## START Excerpted data

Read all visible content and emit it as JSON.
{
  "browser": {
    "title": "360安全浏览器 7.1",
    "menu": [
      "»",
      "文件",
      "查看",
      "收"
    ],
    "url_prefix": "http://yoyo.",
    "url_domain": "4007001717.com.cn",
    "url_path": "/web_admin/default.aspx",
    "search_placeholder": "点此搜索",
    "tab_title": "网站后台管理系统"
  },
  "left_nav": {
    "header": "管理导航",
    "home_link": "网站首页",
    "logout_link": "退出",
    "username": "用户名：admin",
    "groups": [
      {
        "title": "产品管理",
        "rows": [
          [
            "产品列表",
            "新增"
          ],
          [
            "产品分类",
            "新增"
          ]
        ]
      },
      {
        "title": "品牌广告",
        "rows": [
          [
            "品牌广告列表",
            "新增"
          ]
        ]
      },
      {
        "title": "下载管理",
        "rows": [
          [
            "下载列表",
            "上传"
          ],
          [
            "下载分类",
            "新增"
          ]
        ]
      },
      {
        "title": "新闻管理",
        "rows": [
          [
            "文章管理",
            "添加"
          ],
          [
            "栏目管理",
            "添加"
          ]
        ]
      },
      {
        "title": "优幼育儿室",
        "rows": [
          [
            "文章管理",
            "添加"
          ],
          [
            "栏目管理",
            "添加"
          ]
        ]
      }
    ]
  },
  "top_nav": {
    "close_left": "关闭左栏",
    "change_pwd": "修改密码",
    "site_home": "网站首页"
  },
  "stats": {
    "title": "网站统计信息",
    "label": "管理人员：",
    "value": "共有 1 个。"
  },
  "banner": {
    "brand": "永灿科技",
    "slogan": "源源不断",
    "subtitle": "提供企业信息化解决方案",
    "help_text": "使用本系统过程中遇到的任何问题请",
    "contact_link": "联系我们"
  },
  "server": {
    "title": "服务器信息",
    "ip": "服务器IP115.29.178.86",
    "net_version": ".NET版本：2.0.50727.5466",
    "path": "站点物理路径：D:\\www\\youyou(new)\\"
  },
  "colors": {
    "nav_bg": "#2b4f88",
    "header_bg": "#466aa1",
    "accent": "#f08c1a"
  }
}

## END Excerpted data

▸ **Your instructions**: Restate every entry word for word.

▸ **Exercise response**:
Read all visible content and emit it as JSON.
{
  "browser": {
    "title": "360安全浏览器 7.1",
    "menu": [
      "»",
      "文件",
      "查看",
      "收"
    ],
    "url_prefix": "http://yoyo.",
    "url_domain": "4007001717.com.cn",
    "url_path": "/web_admin/default.aspx",
    "search_placeholder": "点此搜索",
    "tab_title": "网站后台管理系统"
  },
  "left_nav": {
    "header": "管理导航",
    "home_link": "网站首页",
    "logout_link": "退出",
    "username": "用户名：admin",
    "groups": [
      {
        "title": "产品管理",
        "rows": [
          [
            "产品列表",
            "新增"
          ],
          [
            "产品分类",
            "新增"
          ]
        ]
      },
      {
        "title": "品牌广告",
        "rows": [
          [
            "品牌广告列表",
            "新增"
          ]
        ]
      },
      {
        "title": "下载管理",
        "rows": [
          [
            "下载列表",
            "上传"
          ],
          [
            "下载分类",
            "新增"
          ]
        ]
      },
      {
        "title": "新闻管理",
        "rows": [
          [
            "文章管理",
            "添加"
          ],
          [
            "栏目管理",
            "添加"
          ]
        ]
      },
      {
        "title": "优幼育儿室",
        "rows": [
          [
            "文章管理",
            "添加"
          ],
          [
            "栏目管理",
            "添加"
          ]
        ]
      }
    ]
  },
  "top_nav": {
    "close_left": "关闭左栏",
    "change_pwd": "修改密码",
    "site_home": "网站首页"
  },
  "stats": {
    "title": "网站统计信息",
    "label": "管理人员：",
    "value": "共有 1 个。"
  },
  "banner": {
    "brand": "永灿科技",
    "slogan": "源源不断",
    "subtitle": "提供企业信息化解决方案",
    "help_text": "使用本系统过程中遇到的任何问题请",
    "contact_link": "联系我们"
  },
  "server": {
    "title": "服务器信息",
    "ip": "服务器IP115.29.178.86",
    "net_version": ".NET版本：2.0.50727.5466",
    "path": "站点物理路径：D:\\www\\youyou(new)\\"
  },
  "colors": {
    "nav_bg": "#2b4f88",
    "header_bg": "#466aa1",
    "accent": "#f08c1a"
  }
}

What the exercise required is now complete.